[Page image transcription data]
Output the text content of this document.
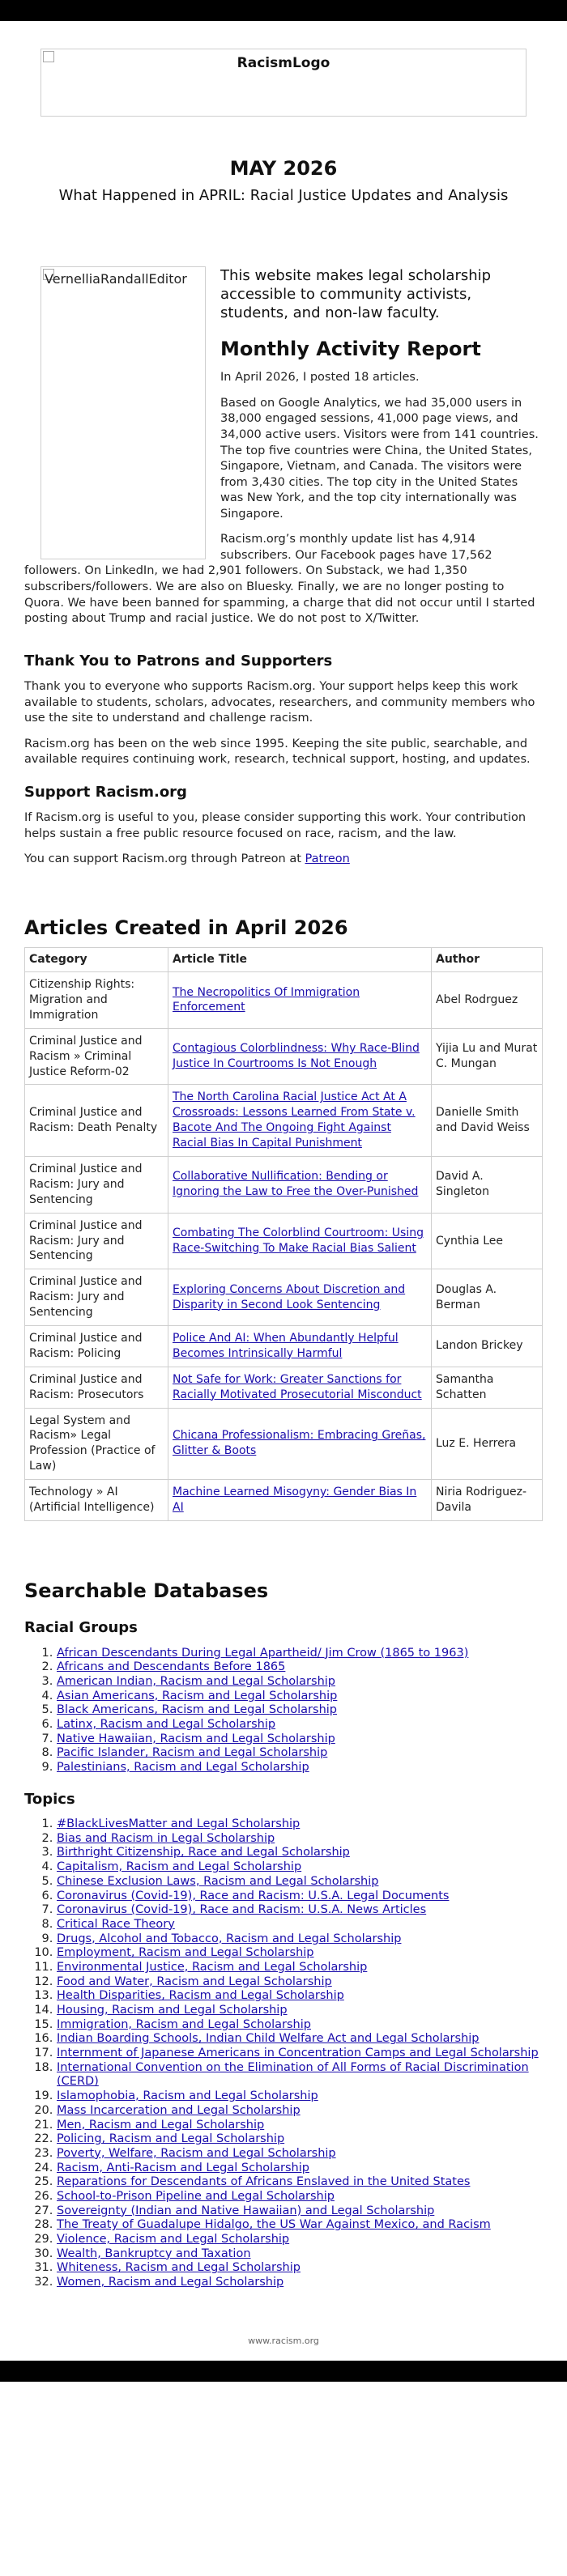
RacismLogo
MAY 2026
What Happened in APRIL: Racial Justice Updates and Analysis
VernelliaRandallEditor	This website makes legal scholarship accessible to community activists, students, and non-law faculty.
Monthly Activity Report

In April 2026, I posted 18 articles.

Based on Google Analytics, we had 35,000 users in 38,000 engaged sessions, 41,000 page views, and 34,000 active users. Visitors were from 141 countries. The top five countries were China, the United States, Singapore, Vietnam, and Canada. The visitors were from 3,430 cities. The top city in the United States was New York, and the top city internationally was Singapore.

Racism.org’s monthly update list has 4,914 subscribers. Our Facebook pages have 17,562 followers. On LinkedIn, we had 2,901 followers. On Substack, we had 1,350 subscribers/followers. We are also on Bluesky. Finally, we are no longer posting to Quora. We have been banned for spamming, a charge that did not occur until I started posting about Trump and racial justice. We do not post to X/Twitter.

Thank You to Patrons and Supporters

Thank you to everyone who supports Racism.org. Your support helps keep this work available to students, scholars, advocates, researchers, and community members who use the site to understand and challenge racism.

Racism.org has been on the web since 1995. Keeping the site public, searchable, and available requires continuing work, research, technical support, hosting, and updates.

Support Racism.org

If Racism.org is useful to you, please consider supporting this work. Your contribution helps sustain a free public resource focused on race, racism, and the law.

You can support Racism.org through Patreon at Patreon

Articles Created in April 2026
Category	Article Title	Author
Citizenship Rights: Migration and Immigration	The Necropolitics Of Immigration Enforcement	Abel Rodrguez
Criminal Justice and Racism » Criminal Justice Reform-02	Contagious Colorblindness: Why Race-Blind Justice In Courtrooms Is Not Enough	Yijia Lu and Murat C. Mungan
Criminal Justice and Racism: Death Penalty	The North Carolina Racial Justice Act At A Crossroads: Lessons Learned From State v. Bacote And The Ongoing Fight Against Racial Bias In Capital Punishment	Danielle Smith and David Weiss
Criminal Justice and Racism: Jury and Sentencing	Collaborative Nullification: Bending or Ignoring the Law to Free the Over-Punished	David A. Singleton
Criminal Justice and Racism: Jury and Sentencing	Combating The Colorblind Courtroom: Using Race-Switching To Make Racial Bias Salient	Cynthia Lee
Criminal Justice and Racism: Jury and Sentencing	Exploring Concerns About Discretion and Disparity in Second Look Sentencing	Douglas A. Berman
Criminal Justice and Racism: Policing	Police And AI: When Abundantly Helpful Becomes Intrinsically Harmful	Landon Brickey
Criminal Justice and Racism: Prosecutors	Not Safe for Work: Greater Sanctions for Racially Motivated Prosecutorial Misconduct	Samantha Schatten
Legal System and Racism» Legal Profession (Practice of Law)	Chicana Professionalism: Embracing Greñas, Glitter & Boots	Luz E. Herrera
Technology » AI (Artificial Intelligence)	Machine Learned Misogyny: Gender Bias In AI	Niria Rodriguez-Davila
Searchable Databases
Racial Groups
1. African Descendants During Legal Apartheid/ Jim Crow (1865 to 1963)
2. Africans and Descendants Before 1865
3. American Indian, Racism and Legal Scholarship
4. Asian Americans, Racism and Legal Scholarship
5. Black Americans, Racism and Legal Scholarship
6. Latinx, Racism and Legal Scholarship
7. Native Hawaiian, Racism and Legal Scholarship
8. Pacific Islander, Racism and Legal Scholarship
9. Palestinians, Racism and Legal Scholarship
Topics
1. #BlackLivesMatter and Legal Scholarship
2. Bias and Racism in Legal Scholarship
3. Birthright Citizenship, Race and Legal Scholarship
4. Capitalism, Racism and Legal Scholarship
5. Chinese Exclusion Laws, Racism and Legal Scholarship
6. Coronavirus (Covid-19), Race and Racism: U.S.A. Legal Documents
7. Coronavirus (Covid-19), Race and Racism: U.S.A. News Articles
8. Critical Race Theory
9. Drugs, Alcohol and Tobacco, Racism and Legal Scholarship
10. Employment, Racism and Legal Scholarship
11. Environmental Justice, Racism and Legal Scholarship
12. Food and Water, Racism and Legal Scholarship
13. Health Disparities, Racism and Legal Scholarship
14. Housing, Racism and Legal Scholarship
15. Immigration, Racism and Legal Scholarship
16. Indian Boarding Schools, Indian Child Welfare Act and Legal Scholarship
17. Internment of Japanese Americans in Concentration Camps and Legal Scholarship
18. International Convention on the Elimination of All Forms of Racial Discrimination (CERD)
19. Islamophobia, Racism and Legal Scholarship
20. Mass Incarceration and Legal Scholarship
21. Men, Racism and Legal Scholarship
22. Policing, Racism and Legal Scholarship
23. Poverty, Welfare, Racism and Legal Scholarship
24. Racism, Anti-Racism and Legal Scholarship
25. Reparations for Descendants of Africans Enslaved in the United States
26. School-to-Prison Pipeline and Legal Scholarship
27. Sovereignty (Indian and Native Hawaiian) and Legal Scholarship
28. The Treaty of Guadalupe Hidalgo, the US War Against Mexico, and Racism
29. Violence, Racism and Legal Scholarship
30. Wealth, Bankruptcy and Taxation
31. Whiteness, Racism and Legal Scholarship
32. Women, Racism and Legal Scholarship
www.racism.org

[TASK INSTRUCTIONS] Copy out the lines above unchanged. Skip the images.

[WRITTEN RESPONSE]
Output the text content of this document.
RacismLogo
MAY 2026
What Happened in APRIL: Racial Justice Updates and Analysis
VernelliaRandallEditor	This website makes legal scholarship accessible to community activists, students, and non-law faculty.
Monthly Activity Report

In April 2026, I posted 18 articles.

Based on Google Analytics, we had 35,000 users in 38,000 engaged sessions, 41,000 page views, and 34,000 active users. Visitors were from 141 countries. The top five countries were China, the United States, Singapore, Vietnam, and Canada. The visitors were from 3,430 cities. The top city in the United States was New York, and the top city internationally was Singapore.

Racism.org’s monthly update list has 4,914 subscribers. Our Facebook pages have 17,562 followers. On LinkedIn, we had 2,901 followers. On Substack, we had 1,350 subscribers/followers. We are also on Bluesky. Finally, we are no longer posting to Quora. We have been banned for spamming, a charge that did not occur until I started posting about Trump and racial justice. We do not post to X/Twitter.

Thank You to Patrons and Supporters

Thank you to everyone who supports Racism.org. Your support helps keep this work available to students, scholars, advocates, researchers, and community members who use the site to understand and challenge racism.

Racism.org has been on the web since 1995. Keeping the site public, searchable, and available requires continuing work, research, technical support, hosting, and updates.

Support Racism.org

If Racism.org is useful to you, please consider supporting this work. Your contribution helps sustain a free public resource focused on race, racism, and the law.

You can support Racism.org through Patreon at Patreon

Articles Created in April 2026
Category	Article Title	Author
Citizenship Rights: Migration and Immigration	The Necropolitics Of Immigration Enforcement	Abel Rodrguez
Criminal Justice and Racism » Criminal Justice Reform-02	Contagious Colorblindness: Why Race-Blind Justice In Courtrooms Is Not Enough	Yijia Lu and Murat C. Mungan
Criminal Justice and Racism: Death Penalty	The North Carolina Racial Justice Act At A Crossroads: Lessons Learned From State v. Bacote And The Ongoing Fight Against Racial Bias In Capital Punishment	Danielle Smith and David Weiss
Criminal Justice and Racism: Jury and Sentencing	Collaborative Nullification: Bending or Ignoring the Law to Free the Over-Punished	David A. Singleton
Criminal Justice and Racism: Jury and Sentencing	Combating The Colorblind Courtroom: Using Race-Switching To Make Racial Bias Salient	Cynthia Lee
Criminal Justice and Racism: Jury and Sentencing	Exploring Concerns About Discretion and Disparity in Second Look Sentencing	Douglas A. Berman
Criminal Justice and Racism: Policing	Police And AI: When Abundantly Helpful Becomes Intrinsically Harmful	Landon Brickey
Criminal Justice and Racism: Prosecutors	Not Safe for Work: Greater Sanctions for Racially Motivated Prosecutorial Misconduct	Samantha Schatten
Legal System and Racism» Legal Profession (Practice of Law)	Chicana Professionalism: Embracing Greñas, Glitter & Boots	Luz E. Herrera
Technology » AI (Artificial Intelligence)	Machine Learned Misogyny: Gender Bias In AI	Niria Rodriguez-Davila
Searchable Databases
Racial Groups
1. African Descendants During Legal Apartheid/ Jim Crow (1865 to 1963)
2. Africans and Descendants Before 1865
3. American Indian, Racism and Legal Scholarship
4. Asian Americans, Racism and Legal Scholarship
5. Black Americans, Racism and Legal Scholarship
6. Latinx, Racism and Legal Scholarship
7. Native Hawaiian, Racism and Legal Scholarship
8. Pacific Islander, Racism and Legal Scholarship
9. Palestinians, Racism and Legal Scholarship
Topics
1. #BlackLivesMatter and Legal Scholarship
2. Bias and Racism in Legal Scholarship
3. Birthright Citizenship, Race and Legal Scholarship
4. Capitalism, Racism and Legal Scholarship
5. Chinese Exclusion Laws, Racism and Legal Scholarship
6. Coronavirus (Covid-19), Race and Racism: U.S.A. Legal Documents
7. Coronavirus (Covid-19), Race and Racism: U.S.A. News Articles
8. Critical Race Theory
9. Drugs, Alcohol and Tobacco, Racism and Legal Scholarship
10. Employment, Racism and Legal Scholarship
11. Environmental Justice, Racism and Legal Scholarship
12. Food and Water, Racism and Legal Scholarship
13. Health Disparities, Racism and Legal Scholarship
14. Housing, Racism and Legal Scholarship
15. Immigration, Racism and Legal Scholarship
16. Indian Boarding Schools, Indian Child Welfare Act and Legal Scholarship
17. Internment of Japanese Americans in Concentration Camps and Legal Scholarship
18. International Convention on the Elimination of All Forms of Racial Discrimination (CERD)
19. Islamophobia, Racism and Legal Scholarship
20. Mass Incarceration and Legal Scholarship
21. Men, Racism and Legal Scholarship
22. Policing, Racism and Legal Scholarship
23. Poverty, Welfare, Racism and Legal Scholarship
24. Racism, Anti-Racism and Legal Scholarship
25. Reparations for Descendants of Africans Enslaved in the United States
26. School-to-Prison Pipeline and Legal Scholarship
27. Sovereignty (Indian and Native Hawaiian) and Legal Scholarship
28. The Treaty of Guadalupe Hidalgo, the US War Against Mexico, and Racism
29. Violence, Racism and Legal Scholarship
30. Wealth, Bankruptcy and Taxation
31. Whiteness, Racism and Legal Scholarship
32. Women, Racism and Legal Scholarship
www.racism.org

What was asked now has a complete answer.